> _WHAT THE TASK ASKS_: Copy out all of the data below with no alterations.

>>>

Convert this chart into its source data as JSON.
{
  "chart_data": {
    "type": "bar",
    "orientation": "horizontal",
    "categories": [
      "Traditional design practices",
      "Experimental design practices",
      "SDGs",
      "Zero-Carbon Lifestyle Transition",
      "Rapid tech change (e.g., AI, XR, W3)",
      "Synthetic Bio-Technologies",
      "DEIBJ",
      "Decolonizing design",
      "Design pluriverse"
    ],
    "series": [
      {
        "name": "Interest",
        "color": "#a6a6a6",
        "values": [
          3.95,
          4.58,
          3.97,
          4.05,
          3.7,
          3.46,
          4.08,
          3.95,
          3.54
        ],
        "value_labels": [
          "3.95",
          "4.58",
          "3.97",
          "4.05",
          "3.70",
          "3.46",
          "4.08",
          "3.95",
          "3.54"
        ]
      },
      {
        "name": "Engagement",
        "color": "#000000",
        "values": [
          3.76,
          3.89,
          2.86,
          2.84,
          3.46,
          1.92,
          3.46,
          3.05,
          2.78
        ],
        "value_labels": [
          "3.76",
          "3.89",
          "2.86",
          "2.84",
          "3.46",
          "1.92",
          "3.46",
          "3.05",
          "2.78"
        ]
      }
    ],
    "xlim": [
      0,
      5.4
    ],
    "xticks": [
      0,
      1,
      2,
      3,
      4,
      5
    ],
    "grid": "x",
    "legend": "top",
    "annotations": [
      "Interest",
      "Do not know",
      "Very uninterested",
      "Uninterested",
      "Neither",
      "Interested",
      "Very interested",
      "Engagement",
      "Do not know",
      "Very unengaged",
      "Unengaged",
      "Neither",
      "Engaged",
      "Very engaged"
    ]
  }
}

<<<

> _WRITTEN ANSWER_:
Convert this chart into its source data as JSON.
{
  "chart_data": {
    "type": "bar",
    "orientation": "horizontal",
    "categories": [
      "Traditional design practices",
      "Experimental design practices",
      "SDGs",
      "Zero-Carbon Lifestyle Transition",
      "Rapid tech change (e.g., AI, XR, W3)",
      "Synthetic Bio-Technologies",
      "DEIBJ",
      "Decolonizing design",
      "Design pluriverse"
    ],
    "series": [
      {
        "name": "Interest",
        "color": "#a6a6a6",
        "values": [
          3.95,
          4.58,
          3.97,
          4.05,
          3.7,
          3.46,
          4.08,
          3.95,
          3.54
        ],
        "value_labels": [
          "3.95",
          "4.58",
          "3.97",
          "4.05",
          "3.70",
          "3.46",
          "4.08",
          "3.95",
          "3.54"
        ]
      },
      {
        "name": "Engagement",
        "color": "#000000",
        "values": [
          3.76,
          3.89,
          2.86,
          2.84,
          3.46,
          1.92,
          3.46,
          3.05,
          2.78
        ],
        "value_labels": [
          "3.76",
          "3.89",
          "2.86",
          "2.84",
          "3.46",
          "1.92",
          "3.46",
          "3.05",
          "2.78"
        ]
      }
    ],
    "xlim": [
      0,
      5.4
    ],
    "xticks": [
      0,
      1,
      2,
      3,
      4,
      5
    ],
    "grid": "x",
    "legend": "top",
    "annotations": [
      "Interest",
      "Do not know",
      "Very uninterested",
      "Uninterested",
      "Neither",
      "Interested",
      "Very interested",
      "Engagement",
      "Do not know",
      "Very unengaged",
      "Unengaged",
      "Neither",
      "Engaged",
      "Very engaged"
    ]
  }
}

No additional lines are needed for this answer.